== AIM OF THE TASK ==
Write out each line beneath this one exactly as it reads.
#####
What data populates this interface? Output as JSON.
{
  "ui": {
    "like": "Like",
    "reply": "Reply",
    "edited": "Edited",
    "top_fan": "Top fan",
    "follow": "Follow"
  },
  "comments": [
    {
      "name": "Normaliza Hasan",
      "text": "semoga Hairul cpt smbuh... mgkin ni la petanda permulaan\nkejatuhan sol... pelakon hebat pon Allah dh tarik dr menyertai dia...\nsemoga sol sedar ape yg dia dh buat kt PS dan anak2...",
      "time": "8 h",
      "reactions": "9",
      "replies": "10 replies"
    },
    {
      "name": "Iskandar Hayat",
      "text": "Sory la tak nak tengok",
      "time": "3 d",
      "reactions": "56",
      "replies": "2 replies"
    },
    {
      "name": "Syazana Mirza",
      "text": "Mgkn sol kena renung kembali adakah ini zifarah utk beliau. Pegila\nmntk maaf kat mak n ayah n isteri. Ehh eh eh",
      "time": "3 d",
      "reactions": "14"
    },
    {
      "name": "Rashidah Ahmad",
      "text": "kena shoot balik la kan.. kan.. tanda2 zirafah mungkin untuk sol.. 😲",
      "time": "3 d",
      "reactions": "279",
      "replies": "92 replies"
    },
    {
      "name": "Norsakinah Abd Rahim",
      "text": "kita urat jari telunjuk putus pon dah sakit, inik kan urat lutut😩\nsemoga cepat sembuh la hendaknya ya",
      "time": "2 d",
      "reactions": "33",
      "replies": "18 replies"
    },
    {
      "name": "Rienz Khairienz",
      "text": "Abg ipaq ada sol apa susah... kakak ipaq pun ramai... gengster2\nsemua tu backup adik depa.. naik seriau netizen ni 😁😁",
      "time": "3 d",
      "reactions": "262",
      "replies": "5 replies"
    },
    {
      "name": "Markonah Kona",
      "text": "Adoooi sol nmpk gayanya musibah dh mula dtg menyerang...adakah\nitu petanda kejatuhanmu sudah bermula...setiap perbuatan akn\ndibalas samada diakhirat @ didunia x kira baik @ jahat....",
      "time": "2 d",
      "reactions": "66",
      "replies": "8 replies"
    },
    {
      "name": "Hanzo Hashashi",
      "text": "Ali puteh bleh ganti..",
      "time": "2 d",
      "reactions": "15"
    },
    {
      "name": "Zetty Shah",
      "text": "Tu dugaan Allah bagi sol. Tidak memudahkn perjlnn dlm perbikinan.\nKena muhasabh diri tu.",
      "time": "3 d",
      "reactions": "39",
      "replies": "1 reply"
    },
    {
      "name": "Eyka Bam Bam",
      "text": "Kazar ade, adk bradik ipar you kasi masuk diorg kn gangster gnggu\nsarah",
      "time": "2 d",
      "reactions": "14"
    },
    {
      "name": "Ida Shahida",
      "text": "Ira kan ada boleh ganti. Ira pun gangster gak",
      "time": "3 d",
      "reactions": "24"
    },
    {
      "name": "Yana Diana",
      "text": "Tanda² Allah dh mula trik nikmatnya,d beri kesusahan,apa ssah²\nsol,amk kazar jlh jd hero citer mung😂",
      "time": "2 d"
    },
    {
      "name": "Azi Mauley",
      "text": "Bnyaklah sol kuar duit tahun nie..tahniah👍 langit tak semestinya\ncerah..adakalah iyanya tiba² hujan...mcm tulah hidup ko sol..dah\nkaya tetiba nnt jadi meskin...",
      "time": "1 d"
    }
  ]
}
#####
== FINISHED ANSWER ==
What data populates this interface? Output as JSON.
{
  "ui": {
    "like": "Like",
    "reply": "Reply",
    "edited": "Edited",
    "top_fan": "Top fan",
    "follow": "Follow"
  },
  "comments": [
    {
      "name": "Normaliza Hasan",
      "text": "semoga Hairul cpt smbuh... mgkin ni la petanda permulaan\nkejatuhan sol... pelakon hebat pon Allah dh tarik dr menyertai dia...\nsemoga sol sedar ape yg dia dh buat kt PS dan anak2...",
      "time": "8 h",
      "reactions": "9",
      "replies": "10 replies"
    },
    {
      "name": "Iskandar Hayat",
      "text": "Sory la tak nak tengok",
      "time": "3 d",
      "reactions": "56",
      "replies": "2 replies"
    },
    {
      "name": "Syazana Mirza",
      "text": "Mgkn sol kena renung kembali adakah ini zifarah utk beliau. Pegila\nmntk maaf kat mak n ayah n isteri. Ehh eh eh",
      "time": "3 d",
      "reactions": "14"
    },
    {
      "name": "Rashidah Ahmad",
      "text": "kena shoot balik la kan.. kan.. tanda2 zirafah mungkin untuk sol.. 😲",
      "time": "3 d",
      "reactions": "279",
      "replies": "92 replies"
    },
    {
      "name": "Norsakinah Abd Rahim",
      "text": "kita urat jari telunjuk putus pon dah sakit, inik kan urat lutut😩\nsemoga cepat sembuh la hendaknya ya",
      "time": "2 d",
      "reactions": "33",
      "replies": "18 replies"
    },
    {
      "name": "Rienz Khairienz",
      "text": "Abg ipaq ada sol apa susah... kakak ipaq pun ramai... gengster2\nsemua tu backup adik depa.. naik seriau netizen ni 😁😁",
      "time": "3 d",
      "reactions": "262",
      "replies": "5 replies"
    },
    {
      "name": "Markonah Kona",
      "text": "Adoooi sol nmpk gayanya musibah dh mula dtg menyerang...adakah\nitu petanda kejatuhanmu sudah bermula...setiap perbuatan akn\ndibalas samada diakhirat @ didunia x kira baik @ jahat....",
      "time": "2 d",
      "reactions": "66",
      "replies": "8 replies"
    },
    {
      "name": "Hanzo Hashashi",
      "text": "Ali puteh bleh ganti..",
      "time": "2 d",
      "reactions": "15"
    },
    {
      "name": "Zetty Shah",
      "text": "Tu dugaan Allah bagi sol. Tidak memudahkn perjlnn dlm perbikinan.\nKena muhasabh diri tu.",
      "time": "3 d",
      "reactions": "39",
      "replies": "1 reply"
    },
    {
      "name": "Eyka Bam Bam",
      "text": "Kazar ade, adk bradik ipar you kasi masuk diorg kn gangster gnggu\nsarah",
      "time": "2 d",
      "reactions": "14"
    },
    {
      "name": "Ida Shahida",
      "text": "Ira kan ada boleh ganti. Ira pun gangster gak",
      "time": "3 d",
      "reactions": "24"
    },
    {
      "name": "Yana Diana",
      "text": "Tanda² Allah dh mula trik nikmatnya,d beri kesusahan,apa ssah²\nsol,amk kazar jlh jd hero citer mung😂",
      "time": "2 d"
    },
    {
      "name": "Azi Mauley",
      "text": "Bnyaklah sol kuar duit tahun nie..tahniah👍 langit tak semestinya\ncerah..adakalah iyanya tiba² hujan...mcm tulah hidup ko sol..dah\nkaya tetiba nnt jadi meskin...",
      "time": "1 d"
    }
  ]
}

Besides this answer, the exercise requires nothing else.